## [Task goal]
Set down each entry exactly as given; pictures should not appear in the copy.

[Stored data]
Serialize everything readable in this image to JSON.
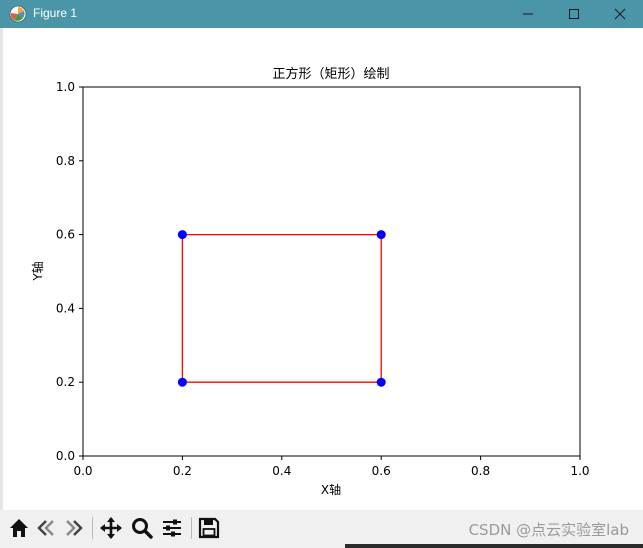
{
  "window": {
    "title": "Figure 1",
    "icons": [
      "matplotlib-logo-icon",
      "minimize-icon",
      "maximize-icon",
      "close-icon"
    ]
  },
  "toolbar": {
    "buttons": [
      "home-icon",
      "back-icon",
      "forward-icon",
      "pan-icon",
      "zoom-icon",
      "configure-subplots-icon",
      "save-icon"
    ]
  },
  "watermark": "CSDN @点云实验室lab",
  "chart_data": {
    "type": "line",
    "title": "正方形（矩形）绘制",
    "xlabel": "X轴",
    "ylabel": "Y轴",
    "xlim": [
      0.0,
      1.0
    ],
    "ylim": [
      0.0,
      1.0
    ],
    "xticks": [
      "0.0",
      "0.2",
      "0.4",
      "0.6",
      "0.8",
      "1.0"
    ],
    "yticks": [
      "0.0",
      "0.2",
      "0.4",
      "0.6",
      "0.8",
      "1.0"
    ],
    "grid": false,
    "series": [
      {
        "kind": "line",
        "color": "#ff0000",
        "x": [
          0.2,
          0.6,
          0.6,
          0.2,
          0.2
        ],
        "y": [
          0.2,
          0.2,
          0.6,
          0.6,
          0.2
        ]
      },
      {
        "kind": "scatter",
        "color": "#0000ff",
        "x": [
          0.2,
          0.6,
          0.6,
          0.2
        ],
        "y": [
          0.2,
          0.2,
          0.6,
          0.6
        ]
      }
    ]
  }
}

## [Solved problem]
Serialize everything readable in this image to JSON.
{
  "window": {
    "title": "Figure 1",
    "icons": [
      "matplotlib-logo-icon",
      "minimize-icon",
      "maximize-icon",
      "close-icon"
    ]
  },
  "toolbar": {
    "buttons": [
      "home-icon",
      "back-icon",
      "forward-icon",
      "pan-icon",
      "zoom-icon",
      "configure-subplots-icon",
      "save-icon"
    ]
  },
  "watermark": "CSDN @点云实验室lab",
  "chart_data": {
    "type": "line",
    "title": "正方形（矩形）绘制",
    "xlabel": "X轴",
    "ylabel": "Y轴",
    "xlim": [
      0.0,
      1.0
    ],
    "ylim": [
      0.0,
      1.0
    ],
    "xticks": [
      "0.0",
      "0.2",
      "0.4",
      "0.6",
      "0.8",
      "1.0"
    ],
    "yticks": [
      "0.0",
      "0.2",
      "0.4",
      "0.6",
      "0.8",
      "1.0"
    ],
    "grid": false,
    "series": [
      {
        "kind": "line",
        "color": "#ff0000",
        "x": [
          0.2,
          0.6,
          0.6,
          0.2,
          0.2
        ],
        "y": [
          0.2,
          0.2,
          0.6,
          0.6,
          0.2
        ]
      },
      {
        "kind": "scatter",
        "color": "#0000ff",
        "x": [
          0.2,
          0.6,
          0.6,
          0.2
        ],
        "y": [
          0.2,
          0.2,
          0.6,
          0.6
        ]
      }
    ]
  }
}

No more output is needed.